### [Exercise]
Copy each line of the records that contains the word "Nasdaq".

### [Input rows]
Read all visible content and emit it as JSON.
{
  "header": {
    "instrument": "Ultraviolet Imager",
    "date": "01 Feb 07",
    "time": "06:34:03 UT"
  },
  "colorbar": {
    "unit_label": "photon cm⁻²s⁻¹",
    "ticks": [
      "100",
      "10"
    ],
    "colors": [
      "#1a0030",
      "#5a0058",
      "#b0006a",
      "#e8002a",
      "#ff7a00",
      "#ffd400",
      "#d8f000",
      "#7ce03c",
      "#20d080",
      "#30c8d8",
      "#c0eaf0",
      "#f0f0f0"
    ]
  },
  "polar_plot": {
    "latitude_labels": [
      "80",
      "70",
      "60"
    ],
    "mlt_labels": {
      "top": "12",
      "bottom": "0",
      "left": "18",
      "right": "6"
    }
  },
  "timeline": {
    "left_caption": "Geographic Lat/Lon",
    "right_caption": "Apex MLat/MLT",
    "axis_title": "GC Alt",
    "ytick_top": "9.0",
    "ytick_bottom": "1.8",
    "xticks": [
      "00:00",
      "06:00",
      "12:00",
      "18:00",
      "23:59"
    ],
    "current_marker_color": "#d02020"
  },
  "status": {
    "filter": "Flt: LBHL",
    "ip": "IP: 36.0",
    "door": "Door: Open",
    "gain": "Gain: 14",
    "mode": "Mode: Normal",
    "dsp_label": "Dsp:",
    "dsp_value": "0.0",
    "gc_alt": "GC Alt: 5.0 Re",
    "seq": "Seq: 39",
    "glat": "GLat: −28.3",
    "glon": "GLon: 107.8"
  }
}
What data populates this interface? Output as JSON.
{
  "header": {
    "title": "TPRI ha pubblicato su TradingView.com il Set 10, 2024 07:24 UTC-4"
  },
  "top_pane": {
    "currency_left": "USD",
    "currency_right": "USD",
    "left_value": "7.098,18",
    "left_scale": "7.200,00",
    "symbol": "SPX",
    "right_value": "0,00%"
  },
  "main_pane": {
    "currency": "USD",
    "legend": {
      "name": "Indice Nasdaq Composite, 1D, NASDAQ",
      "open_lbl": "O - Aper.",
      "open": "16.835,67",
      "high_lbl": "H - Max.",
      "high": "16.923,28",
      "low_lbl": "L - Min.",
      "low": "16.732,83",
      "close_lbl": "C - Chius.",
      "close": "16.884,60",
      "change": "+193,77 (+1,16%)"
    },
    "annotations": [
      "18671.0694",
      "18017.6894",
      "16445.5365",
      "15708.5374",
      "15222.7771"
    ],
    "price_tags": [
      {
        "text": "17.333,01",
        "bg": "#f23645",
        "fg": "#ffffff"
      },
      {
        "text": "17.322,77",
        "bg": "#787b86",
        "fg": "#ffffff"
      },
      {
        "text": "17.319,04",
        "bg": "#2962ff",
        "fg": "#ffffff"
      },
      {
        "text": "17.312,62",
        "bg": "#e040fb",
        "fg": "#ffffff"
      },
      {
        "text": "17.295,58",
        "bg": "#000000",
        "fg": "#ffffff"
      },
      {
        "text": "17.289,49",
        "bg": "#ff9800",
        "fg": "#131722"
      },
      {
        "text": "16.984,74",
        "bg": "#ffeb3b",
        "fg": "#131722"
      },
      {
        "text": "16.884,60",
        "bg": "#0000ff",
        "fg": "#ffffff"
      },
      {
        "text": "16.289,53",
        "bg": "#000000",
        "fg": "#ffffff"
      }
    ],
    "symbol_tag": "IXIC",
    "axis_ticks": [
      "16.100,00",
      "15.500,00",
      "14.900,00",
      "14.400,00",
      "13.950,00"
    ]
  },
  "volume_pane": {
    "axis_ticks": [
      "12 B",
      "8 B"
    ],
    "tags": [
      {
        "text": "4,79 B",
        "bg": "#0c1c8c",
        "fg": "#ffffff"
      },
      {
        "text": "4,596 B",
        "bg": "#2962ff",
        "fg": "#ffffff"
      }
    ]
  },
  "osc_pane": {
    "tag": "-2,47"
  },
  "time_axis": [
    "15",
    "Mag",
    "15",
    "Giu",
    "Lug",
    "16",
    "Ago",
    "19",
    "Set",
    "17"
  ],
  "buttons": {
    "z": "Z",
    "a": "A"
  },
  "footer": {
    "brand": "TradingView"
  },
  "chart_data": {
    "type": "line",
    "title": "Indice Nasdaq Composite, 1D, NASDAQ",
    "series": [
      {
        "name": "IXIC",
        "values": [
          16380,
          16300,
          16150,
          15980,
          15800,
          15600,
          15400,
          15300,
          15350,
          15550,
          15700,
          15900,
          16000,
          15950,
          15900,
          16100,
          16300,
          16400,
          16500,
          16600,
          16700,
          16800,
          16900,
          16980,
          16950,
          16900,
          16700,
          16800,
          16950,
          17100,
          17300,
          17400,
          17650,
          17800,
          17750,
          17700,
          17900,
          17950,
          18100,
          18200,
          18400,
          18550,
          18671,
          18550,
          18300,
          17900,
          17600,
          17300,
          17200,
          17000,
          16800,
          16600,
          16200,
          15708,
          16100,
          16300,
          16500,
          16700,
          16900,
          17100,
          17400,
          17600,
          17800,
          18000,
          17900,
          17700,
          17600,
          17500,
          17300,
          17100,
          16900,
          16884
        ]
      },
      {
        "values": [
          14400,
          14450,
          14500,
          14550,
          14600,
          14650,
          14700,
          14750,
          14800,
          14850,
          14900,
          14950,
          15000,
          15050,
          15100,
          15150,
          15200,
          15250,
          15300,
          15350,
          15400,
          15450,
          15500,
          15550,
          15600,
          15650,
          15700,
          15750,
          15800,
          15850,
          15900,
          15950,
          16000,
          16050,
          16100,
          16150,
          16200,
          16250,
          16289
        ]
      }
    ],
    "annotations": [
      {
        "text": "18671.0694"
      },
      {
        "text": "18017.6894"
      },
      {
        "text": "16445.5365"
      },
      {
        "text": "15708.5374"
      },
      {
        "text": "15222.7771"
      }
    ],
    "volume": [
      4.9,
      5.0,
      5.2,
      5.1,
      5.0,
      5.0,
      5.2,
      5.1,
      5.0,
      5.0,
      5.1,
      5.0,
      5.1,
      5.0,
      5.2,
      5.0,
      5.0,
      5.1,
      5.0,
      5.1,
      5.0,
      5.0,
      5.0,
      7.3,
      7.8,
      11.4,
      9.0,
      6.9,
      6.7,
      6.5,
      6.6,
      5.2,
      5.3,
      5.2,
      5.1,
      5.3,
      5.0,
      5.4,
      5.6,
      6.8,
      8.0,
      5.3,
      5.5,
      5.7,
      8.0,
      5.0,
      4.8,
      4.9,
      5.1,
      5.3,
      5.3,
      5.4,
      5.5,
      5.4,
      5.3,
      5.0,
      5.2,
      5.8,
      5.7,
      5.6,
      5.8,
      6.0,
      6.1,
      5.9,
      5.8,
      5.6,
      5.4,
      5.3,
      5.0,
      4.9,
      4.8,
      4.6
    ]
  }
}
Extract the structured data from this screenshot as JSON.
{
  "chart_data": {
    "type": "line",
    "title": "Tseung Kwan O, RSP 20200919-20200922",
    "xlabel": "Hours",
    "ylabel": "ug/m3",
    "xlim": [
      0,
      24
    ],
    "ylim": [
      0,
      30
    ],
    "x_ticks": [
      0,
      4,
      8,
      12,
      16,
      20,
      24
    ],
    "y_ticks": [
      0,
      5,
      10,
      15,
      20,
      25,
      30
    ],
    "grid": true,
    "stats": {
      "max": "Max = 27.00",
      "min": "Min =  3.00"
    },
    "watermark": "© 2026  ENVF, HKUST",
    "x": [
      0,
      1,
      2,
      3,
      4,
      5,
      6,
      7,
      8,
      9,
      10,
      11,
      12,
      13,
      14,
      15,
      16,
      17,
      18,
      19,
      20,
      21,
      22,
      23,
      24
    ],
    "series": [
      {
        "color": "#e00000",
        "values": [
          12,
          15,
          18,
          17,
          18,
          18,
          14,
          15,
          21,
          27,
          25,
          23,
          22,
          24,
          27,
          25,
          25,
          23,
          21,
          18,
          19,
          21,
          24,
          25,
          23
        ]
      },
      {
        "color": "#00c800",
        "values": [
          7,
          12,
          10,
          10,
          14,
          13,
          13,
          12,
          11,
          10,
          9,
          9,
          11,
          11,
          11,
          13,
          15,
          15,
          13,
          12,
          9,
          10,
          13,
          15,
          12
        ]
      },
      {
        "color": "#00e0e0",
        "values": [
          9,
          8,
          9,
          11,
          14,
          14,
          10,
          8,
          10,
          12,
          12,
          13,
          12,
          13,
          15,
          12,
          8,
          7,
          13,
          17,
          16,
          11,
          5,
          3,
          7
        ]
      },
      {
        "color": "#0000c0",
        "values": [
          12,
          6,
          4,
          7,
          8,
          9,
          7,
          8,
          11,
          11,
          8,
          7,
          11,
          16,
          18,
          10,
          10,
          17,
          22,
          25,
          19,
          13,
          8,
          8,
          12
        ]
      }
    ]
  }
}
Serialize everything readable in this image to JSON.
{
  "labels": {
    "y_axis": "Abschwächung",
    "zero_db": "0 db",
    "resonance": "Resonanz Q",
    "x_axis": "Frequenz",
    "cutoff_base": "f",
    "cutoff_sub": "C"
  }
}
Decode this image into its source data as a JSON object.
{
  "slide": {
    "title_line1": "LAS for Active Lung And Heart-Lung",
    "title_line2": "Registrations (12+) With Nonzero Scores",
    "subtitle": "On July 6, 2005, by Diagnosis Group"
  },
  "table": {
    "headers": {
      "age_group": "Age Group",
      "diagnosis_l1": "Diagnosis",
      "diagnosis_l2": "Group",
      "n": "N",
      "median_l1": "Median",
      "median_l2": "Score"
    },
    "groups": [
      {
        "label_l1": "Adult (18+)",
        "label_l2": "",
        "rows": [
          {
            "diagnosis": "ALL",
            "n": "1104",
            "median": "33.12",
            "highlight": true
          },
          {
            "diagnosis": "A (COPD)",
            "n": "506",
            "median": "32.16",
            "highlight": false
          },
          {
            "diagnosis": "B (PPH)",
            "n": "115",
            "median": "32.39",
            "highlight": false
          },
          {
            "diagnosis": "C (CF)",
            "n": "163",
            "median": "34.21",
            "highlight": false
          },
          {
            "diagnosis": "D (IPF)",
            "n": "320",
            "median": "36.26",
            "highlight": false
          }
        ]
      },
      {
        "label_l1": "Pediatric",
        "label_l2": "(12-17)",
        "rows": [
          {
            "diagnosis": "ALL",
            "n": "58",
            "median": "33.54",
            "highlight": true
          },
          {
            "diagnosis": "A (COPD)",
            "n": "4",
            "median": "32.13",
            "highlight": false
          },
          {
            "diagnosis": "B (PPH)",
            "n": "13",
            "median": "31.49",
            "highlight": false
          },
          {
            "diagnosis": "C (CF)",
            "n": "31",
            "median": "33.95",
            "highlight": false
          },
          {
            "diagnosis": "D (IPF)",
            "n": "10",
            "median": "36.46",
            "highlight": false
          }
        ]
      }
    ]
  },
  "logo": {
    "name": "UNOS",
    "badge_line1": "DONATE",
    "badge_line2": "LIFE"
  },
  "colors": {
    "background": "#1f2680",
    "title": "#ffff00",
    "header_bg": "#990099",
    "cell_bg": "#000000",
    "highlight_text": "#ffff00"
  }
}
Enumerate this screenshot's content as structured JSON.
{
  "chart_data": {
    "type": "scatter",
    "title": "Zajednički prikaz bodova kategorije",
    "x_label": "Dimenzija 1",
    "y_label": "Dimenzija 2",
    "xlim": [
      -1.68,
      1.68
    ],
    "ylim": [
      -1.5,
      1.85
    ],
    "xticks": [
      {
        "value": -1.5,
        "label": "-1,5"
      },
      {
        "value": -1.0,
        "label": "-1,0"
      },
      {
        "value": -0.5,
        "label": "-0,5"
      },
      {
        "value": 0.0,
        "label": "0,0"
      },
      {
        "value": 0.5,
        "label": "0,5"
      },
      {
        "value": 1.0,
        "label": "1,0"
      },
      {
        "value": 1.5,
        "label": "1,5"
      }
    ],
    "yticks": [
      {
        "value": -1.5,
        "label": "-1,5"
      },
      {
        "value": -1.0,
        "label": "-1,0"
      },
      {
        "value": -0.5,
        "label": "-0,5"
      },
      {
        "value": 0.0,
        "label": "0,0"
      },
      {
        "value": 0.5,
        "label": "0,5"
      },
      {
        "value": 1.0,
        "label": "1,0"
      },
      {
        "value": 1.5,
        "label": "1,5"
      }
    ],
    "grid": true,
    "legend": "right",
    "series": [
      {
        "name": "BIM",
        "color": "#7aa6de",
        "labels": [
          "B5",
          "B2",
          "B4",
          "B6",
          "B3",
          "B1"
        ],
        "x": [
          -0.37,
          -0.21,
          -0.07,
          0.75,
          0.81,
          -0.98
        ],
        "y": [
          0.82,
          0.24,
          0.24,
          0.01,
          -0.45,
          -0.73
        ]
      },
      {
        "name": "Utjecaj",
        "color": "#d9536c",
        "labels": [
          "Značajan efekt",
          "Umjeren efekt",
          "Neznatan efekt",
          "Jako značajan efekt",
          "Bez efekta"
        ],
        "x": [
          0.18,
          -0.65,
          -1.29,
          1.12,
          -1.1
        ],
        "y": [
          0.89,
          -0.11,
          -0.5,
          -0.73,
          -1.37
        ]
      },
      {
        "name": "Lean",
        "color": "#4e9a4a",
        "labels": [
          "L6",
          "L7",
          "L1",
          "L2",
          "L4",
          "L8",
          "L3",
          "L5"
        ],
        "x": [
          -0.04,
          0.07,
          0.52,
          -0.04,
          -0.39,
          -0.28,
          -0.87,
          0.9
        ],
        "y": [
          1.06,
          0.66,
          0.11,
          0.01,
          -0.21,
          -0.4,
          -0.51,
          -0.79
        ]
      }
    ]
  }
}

### [Exercise answer]
      "name": "Indice Nasdaq Composite, 1D, NASDAQ",
    "title": "Indice Nasdaq Composite, 1D, NASDAQ",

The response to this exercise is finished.